(begin)

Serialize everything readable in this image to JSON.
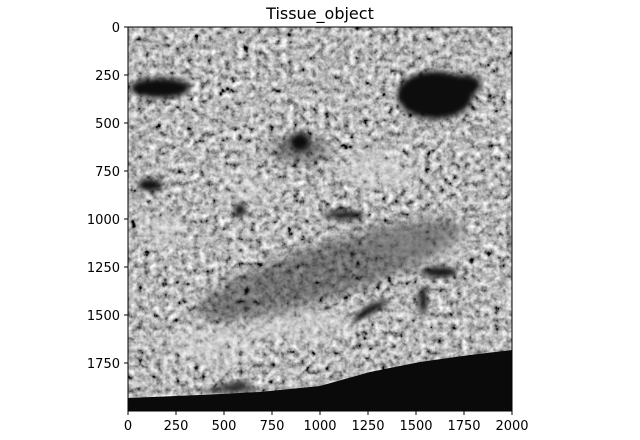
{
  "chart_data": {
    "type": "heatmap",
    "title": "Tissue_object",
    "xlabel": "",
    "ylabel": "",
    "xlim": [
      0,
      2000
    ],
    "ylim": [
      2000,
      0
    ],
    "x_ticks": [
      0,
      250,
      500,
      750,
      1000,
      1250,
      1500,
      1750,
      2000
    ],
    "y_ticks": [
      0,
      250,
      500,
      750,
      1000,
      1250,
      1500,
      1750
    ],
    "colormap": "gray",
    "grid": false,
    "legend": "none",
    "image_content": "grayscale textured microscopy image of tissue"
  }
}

(end)

YOUR TASK: Find each line in the records holding the string "image" and show it.

RESULT FOR THIS TASK:
Serialize everything readable in this image to JSON.
    "image_content": "grayscale textured microscopy image of tissue"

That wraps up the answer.